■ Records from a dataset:
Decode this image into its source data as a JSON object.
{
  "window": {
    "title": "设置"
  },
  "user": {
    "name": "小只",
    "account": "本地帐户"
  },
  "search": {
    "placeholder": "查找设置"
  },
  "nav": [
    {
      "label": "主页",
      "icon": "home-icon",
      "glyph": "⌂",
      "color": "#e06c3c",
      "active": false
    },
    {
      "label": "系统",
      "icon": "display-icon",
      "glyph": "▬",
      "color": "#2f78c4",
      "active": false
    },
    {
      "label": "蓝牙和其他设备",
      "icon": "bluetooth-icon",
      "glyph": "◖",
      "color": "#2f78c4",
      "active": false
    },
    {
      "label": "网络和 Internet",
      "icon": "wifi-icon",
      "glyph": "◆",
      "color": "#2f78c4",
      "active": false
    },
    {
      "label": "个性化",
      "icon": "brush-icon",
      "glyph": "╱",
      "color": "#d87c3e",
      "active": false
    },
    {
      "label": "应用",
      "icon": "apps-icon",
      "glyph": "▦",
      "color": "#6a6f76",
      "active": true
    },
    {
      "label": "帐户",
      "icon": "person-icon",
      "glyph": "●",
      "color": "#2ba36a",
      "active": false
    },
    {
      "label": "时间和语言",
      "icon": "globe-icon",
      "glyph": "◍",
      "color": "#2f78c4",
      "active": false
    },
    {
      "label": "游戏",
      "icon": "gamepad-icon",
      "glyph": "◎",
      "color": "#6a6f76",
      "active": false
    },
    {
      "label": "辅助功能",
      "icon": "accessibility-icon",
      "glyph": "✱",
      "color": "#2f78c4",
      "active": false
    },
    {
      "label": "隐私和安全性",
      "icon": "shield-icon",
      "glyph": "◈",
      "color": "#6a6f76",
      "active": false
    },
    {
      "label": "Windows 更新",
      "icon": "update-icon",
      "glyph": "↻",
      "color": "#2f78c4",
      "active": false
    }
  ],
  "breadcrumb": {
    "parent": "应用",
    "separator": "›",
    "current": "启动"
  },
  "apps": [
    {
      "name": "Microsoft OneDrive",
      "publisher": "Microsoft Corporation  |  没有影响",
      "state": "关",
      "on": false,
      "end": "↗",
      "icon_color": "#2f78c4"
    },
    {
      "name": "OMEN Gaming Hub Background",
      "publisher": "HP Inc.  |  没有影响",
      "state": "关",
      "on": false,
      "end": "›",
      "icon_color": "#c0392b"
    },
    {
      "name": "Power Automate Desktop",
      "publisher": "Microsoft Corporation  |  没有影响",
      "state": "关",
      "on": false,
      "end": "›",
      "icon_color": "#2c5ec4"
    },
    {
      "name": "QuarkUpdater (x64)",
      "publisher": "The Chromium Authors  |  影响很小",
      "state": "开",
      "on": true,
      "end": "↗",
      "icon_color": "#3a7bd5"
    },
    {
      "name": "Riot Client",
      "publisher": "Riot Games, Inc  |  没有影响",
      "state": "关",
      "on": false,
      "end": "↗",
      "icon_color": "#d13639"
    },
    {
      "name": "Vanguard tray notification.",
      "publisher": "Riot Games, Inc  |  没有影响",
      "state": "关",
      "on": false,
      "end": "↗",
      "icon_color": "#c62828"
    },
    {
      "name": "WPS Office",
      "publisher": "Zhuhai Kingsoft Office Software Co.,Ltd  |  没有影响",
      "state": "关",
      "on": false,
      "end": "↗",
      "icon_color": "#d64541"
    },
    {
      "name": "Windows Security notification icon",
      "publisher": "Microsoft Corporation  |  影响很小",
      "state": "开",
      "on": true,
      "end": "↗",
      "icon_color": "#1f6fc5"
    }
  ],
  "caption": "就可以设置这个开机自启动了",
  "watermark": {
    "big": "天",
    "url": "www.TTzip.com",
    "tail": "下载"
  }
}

■ WHAT THE EXERCISE ASKS:
Copy the data above exactly. Every line must be included.

■ SOLUTION TO THIS TASK:
Decode this image into its source data as a JSON object.
{
  "window": {
    "title": "设置"
  },
  "user": {
    "name": "小只",
    "account": "本地帐户"
  },
  "search": {
    "placeholder": "查找设置"
  },
  "nav": [
    {
      "label": "主页",
      "icon": "home-icon",
      "glyph": "⌂",
      "color": "#e06c3c",
      "active": false
    },
    {
      "label": "系统",
      "icon": "display-icon",
      "glyph": "▬",
      "color": "#2f78c4",
      "active": false
    },
    {
      "label": "蓝牙和其他设备",
      "icon": "bluetooth-icon",
      "glyph": "◖",
      "color": "#2f78c4",
      "active": false
    },
    {
      "label": "网络和 Internet",
      "icon": "wifi-icon",
      "glyph": "◆",
      "color": "#2f78c4",
      "active": false
    },
    {
      "label": "个性化",
      "icon": "brush-icon",
      "glyph": "╱",
      "color": "#d87c3e",
      "active": false
    },
    {
      "label": "应用",
      "icon": "apps-icon",
      "glyph": "▦",
      "color": "#6a6f76",
      "active": true
    },
    {
      "label": "帐户",
      "icon": "person-icon",
      "glyph": "●",
      "color": "#2ba36a",
      "active": false
    },
    {
      "label": "时间和语言",
      "icon": "globe-icon",
      "glyph": "◍",
      "color": "#2f78c4",
      "active": false
    },
    {
      "label": "游戏",
      "icon": "gamepad-icon",
      "glyph": "◎",
      "color": "#6a6f76",
      "active": false
    },
    {
      "label": "辅助功能",
      "icon": "accessibility-icon",
      "glyph": "✱",
      "color": "#2f78c4",
      "active": false
    },
    {
      "label": "隐私和安全性",
      "icon": "shield-icon",
      "glyph": "◈",
      "color": "#6a6f76",
      "active": false
    },
    {
      "label": "Windows 更新",
      "icon": "update-icon",
      "glyph": "↻",
      "color": "#2f78c4",
      "active": false
    }
  ],
  "breadcrumb": {
    "parent": "应用",
    "separator": "›",
    "current": "启动"
  },
  "apps": [
    {
      "name": "Microsoft OneDrive",
      "publisher": "Microsoft Corporation  |  没有影响",
      "state": "关",
      "on": false,
      "end": "↗",
      "icon_color": "#2f78c4"
    },
    {
      "name": "OMEN Gaming Hub Background",
      "publisher": "HP Inc.  |  没有影响",
      "state": "关",
      "on": false,
      "end": "›",
      "icon_color": "#c0392b"
    },
    {
      "name": "Power Automate Desktop",
      "publisher": "Microsoft Corporation  |  没有影响",
      "state": "关",
      "on": false,
      "end": "›",
      "icon_color": "#2c5ec4"
    },
    {
      "name": "QuarkUpdater (x64)",
      "publisher": "The Chromium Authors  |  影响很小",
      "state": "开",
      "on": true,
      "end": "↗",
      "icon_color": "#3a7bd5"
    },
    {
      "name": "Riot Client",
      "publisher": "Riot Games, Inc  |  没有影响",
      "state": "关",
      "on": false,
      "end": "↗",
      "icon_color": "#d13639"
    },
    {
      "name": "Vanguard tray notification.",
      "publisher": "Riot Games, Inc  |  没有影响",
      "state": "关",
      "on": false,
      "end": "↗",
      "icon_color": "#c62828"
    },
    {
      "name": "WPS Office",
      "publisher": "Zhuhai Kingsoft Office Software Co.,Ltd  |  没有影响",
      "state": "关",
      "on": false,
      "end": "↗",
      "icon_color": "#d64541"
    },
    {
      "name": "Windows Security notification icon",
      "publisher": "Microsoft Corporation  |  影响很小",
      "state": "开",
      "on": true,
      "end": "↗",
      "icon_color": "#1f6fc5"
    }
  ],
  "caption": "就可以设置这个开机自启动了",
  "watermark": {
    "big": "天",
    "url": "www.TTzip.com",
    "tail": "下载"
  }
}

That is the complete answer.